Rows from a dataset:
::::::::::

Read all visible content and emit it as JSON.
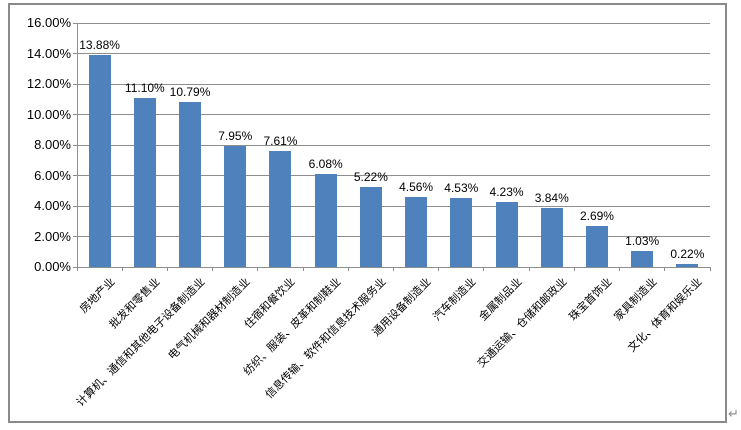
{
  "page": {
    "paragraph_mark": "↵"
  },
  "chart_data": {
    "type": "bar",
    "title": "",
    "xlabel": "",
    "ylabel": "",
    "grid": true,
    "legend": null,
    "categories": [
      "房地产业",
      "批发和零售业",
      "计算机、通信和其他电子设备制造业",
      "电气机械和器材制造业",
      "住宿和餐饮业",
      "纺织、服装、皮革和制鞋业",
      "信息传输、软件和信息技术服务业",
      "通用设备制造业",
      "汽车制造业",
      "金属制品业",
      "交通运输、仓储和邮政业",
      "珠宝首饰业",
      "家具制造业",
      "文化、体育和娱乐业"
    ],
    "values": [
      13.88,
      11.1,
      10.79,
      7.95,
      7.61,
      6.08,
      5.22,
      4.56,
      4.53,
      4.23,
      3.84,
      2.69,
      1.03,
      0.22
    ],
    "value_labels": [
      "13.88%",
      "11.10%",
      "10.79%",
      "7.95%",
      "7.61%",
      "6.08%",
      "5.22%",
      "4.56%",
      "4.53%",
      "4.23%",
      "3.84%",
      "2.69%",
      "1.03%",
      "0.22%"
    ],
    "ylim": [
      0,
      16
    ],
    "ytick_step": 2,
    "ytick_labels": [
      "0.00%",
      "2.00%",
      "4.00%",
      "6.00%",
      "8.00%",
      "10.00%",
      "12.00%",
      "14.00%",
      "16.00%"
    ],
    "colors": {
      "bar": "#4F81BD",
      "gridline": "#8e8e8e",
      "axis": "#8e8e8e",
      "frame_border": "#8a8a8a",
      "text": "#000000"
    }
  }
}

::::::::::

* What the exercise asks *
Repeat the entries exactly and keep the pictures out of the copy.

* In response *
Read all visible content and emit it as JSON.
{
  "page": {
    "paragraph_mark": "↵"
  },
  "chart_data": {
    "type": "bar",
    "title": "",
    "xlabel": "",
    "ylabel": "",
    "grid": true,
    "legend": null,
    "categories": [
      "房地产业",
      "批发和零售业",
      "计算机、通信和其他电子设备制造业",
      "电气机械和器材制造业",
      "住宿和餐饮业",
      "纺织、服装、皮革和制鞋业",
      "信息传输、软件和信息技术服务业",
      "通用设备制造业",
      "汽车制造业",
      "金属制品业",
      "交通运输、仓储和邮政业",
      "珠宝首饰业",
      "家具制造业",
      "文化、体育和娱乐业"
    ],
    "values": [
      13.88,
      11.1,
      10.79,
      7.95,
      7.61,
      6.08,
      5.22,
      4.56,
      4.53,
      4.23,
      3.84,
      2.69,
      1.03,
      0.22
    ],
    "value_labels": [
      "13.88%",
      "11.10%",
      "10.79%",
      "7.95%",
      "7.61%",
      "6.08%",
      "5.22%",
      "4.56%",
      "4.53%",
      "4.23%",
      "3.84%",
      "2.69%",
      "1.03%",
      "0.22%"
    ],
    "ylim": [
      0,
      16
    ],
    "ytick_step": 2,
    "ytick_labels": [
      "0.00%",
      "2.00%",
      "4.00%",
      "6.00%",
      "8.00%",
      "10.00%",
      "12.00%",
      "14.00%",
      "16.00%"
    ],
    "colors": {
      "bar": "#4F81BD",
      "gridline": "#8e8e8e",
      "axis": "#8e8e8e",
      "frame_border": "#8a8a8a",
      "text": "#000000"
    }
  }
}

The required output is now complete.